■ DIRECTIVE: Filter out everything except lines holding "right".

#### MATERIAL SUPPLIED

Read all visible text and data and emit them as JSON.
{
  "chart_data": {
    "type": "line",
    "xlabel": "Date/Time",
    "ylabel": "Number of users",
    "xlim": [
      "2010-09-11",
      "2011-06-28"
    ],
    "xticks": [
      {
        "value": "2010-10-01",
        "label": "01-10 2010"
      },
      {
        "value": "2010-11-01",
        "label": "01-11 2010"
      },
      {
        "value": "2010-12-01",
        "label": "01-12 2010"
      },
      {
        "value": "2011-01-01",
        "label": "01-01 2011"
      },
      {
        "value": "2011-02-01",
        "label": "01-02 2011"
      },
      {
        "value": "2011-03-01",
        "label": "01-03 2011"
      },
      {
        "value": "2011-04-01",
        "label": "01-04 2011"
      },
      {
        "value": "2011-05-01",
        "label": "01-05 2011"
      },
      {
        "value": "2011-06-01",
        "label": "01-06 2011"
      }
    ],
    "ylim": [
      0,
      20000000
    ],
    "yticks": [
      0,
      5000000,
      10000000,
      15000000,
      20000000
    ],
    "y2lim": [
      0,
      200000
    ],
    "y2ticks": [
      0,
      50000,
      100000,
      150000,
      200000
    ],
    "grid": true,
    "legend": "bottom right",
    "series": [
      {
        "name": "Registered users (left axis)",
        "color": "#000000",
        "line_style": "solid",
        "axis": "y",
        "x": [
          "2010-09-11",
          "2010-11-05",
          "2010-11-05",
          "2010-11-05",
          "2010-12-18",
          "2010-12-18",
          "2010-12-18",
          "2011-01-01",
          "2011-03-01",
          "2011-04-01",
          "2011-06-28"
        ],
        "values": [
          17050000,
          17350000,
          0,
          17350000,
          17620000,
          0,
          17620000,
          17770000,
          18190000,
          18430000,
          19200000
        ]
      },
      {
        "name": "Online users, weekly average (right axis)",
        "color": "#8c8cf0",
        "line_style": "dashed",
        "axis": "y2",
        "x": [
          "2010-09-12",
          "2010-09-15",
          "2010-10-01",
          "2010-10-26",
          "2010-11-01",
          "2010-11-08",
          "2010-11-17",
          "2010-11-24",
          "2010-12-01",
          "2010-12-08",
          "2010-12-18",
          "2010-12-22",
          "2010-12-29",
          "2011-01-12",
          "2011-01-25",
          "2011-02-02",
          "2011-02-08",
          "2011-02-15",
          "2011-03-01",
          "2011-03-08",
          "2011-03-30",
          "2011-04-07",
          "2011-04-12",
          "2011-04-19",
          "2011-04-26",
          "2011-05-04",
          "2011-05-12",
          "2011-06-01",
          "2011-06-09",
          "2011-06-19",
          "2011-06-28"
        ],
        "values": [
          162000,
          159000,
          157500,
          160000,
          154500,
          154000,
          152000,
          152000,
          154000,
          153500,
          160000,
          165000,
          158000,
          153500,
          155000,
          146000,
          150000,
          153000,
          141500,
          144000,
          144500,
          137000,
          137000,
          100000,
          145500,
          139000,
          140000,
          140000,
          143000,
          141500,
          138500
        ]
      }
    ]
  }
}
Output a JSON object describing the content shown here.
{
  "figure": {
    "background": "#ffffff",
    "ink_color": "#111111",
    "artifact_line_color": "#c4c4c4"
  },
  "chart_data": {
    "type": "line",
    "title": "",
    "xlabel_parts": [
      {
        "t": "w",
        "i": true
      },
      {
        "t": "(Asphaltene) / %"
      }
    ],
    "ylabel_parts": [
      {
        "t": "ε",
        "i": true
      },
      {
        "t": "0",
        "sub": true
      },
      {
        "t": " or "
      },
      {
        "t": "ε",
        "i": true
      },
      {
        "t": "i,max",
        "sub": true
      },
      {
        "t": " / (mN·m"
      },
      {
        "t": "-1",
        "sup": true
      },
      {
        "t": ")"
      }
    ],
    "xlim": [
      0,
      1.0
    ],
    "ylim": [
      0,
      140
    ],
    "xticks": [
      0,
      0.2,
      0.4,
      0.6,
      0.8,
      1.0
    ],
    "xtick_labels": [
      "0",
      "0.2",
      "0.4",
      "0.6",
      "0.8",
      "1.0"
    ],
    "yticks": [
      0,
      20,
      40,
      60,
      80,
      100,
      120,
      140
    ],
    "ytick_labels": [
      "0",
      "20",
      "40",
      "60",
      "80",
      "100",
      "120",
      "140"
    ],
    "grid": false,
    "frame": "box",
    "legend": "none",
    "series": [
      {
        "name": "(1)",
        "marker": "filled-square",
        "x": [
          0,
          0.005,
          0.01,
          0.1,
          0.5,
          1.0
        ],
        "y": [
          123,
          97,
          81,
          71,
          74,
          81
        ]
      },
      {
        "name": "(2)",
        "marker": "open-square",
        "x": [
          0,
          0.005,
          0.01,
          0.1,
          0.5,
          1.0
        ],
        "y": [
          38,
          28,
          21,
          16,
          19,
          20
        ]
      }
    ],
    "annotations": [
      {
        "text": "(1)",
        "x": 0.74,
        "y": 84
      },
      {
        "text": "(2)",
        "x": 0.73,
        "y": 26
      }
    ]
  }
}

########

■ SOLVED PROBLEM:
    "legend": "bottom right",
        "name": "Online users, weekly average (right axis)",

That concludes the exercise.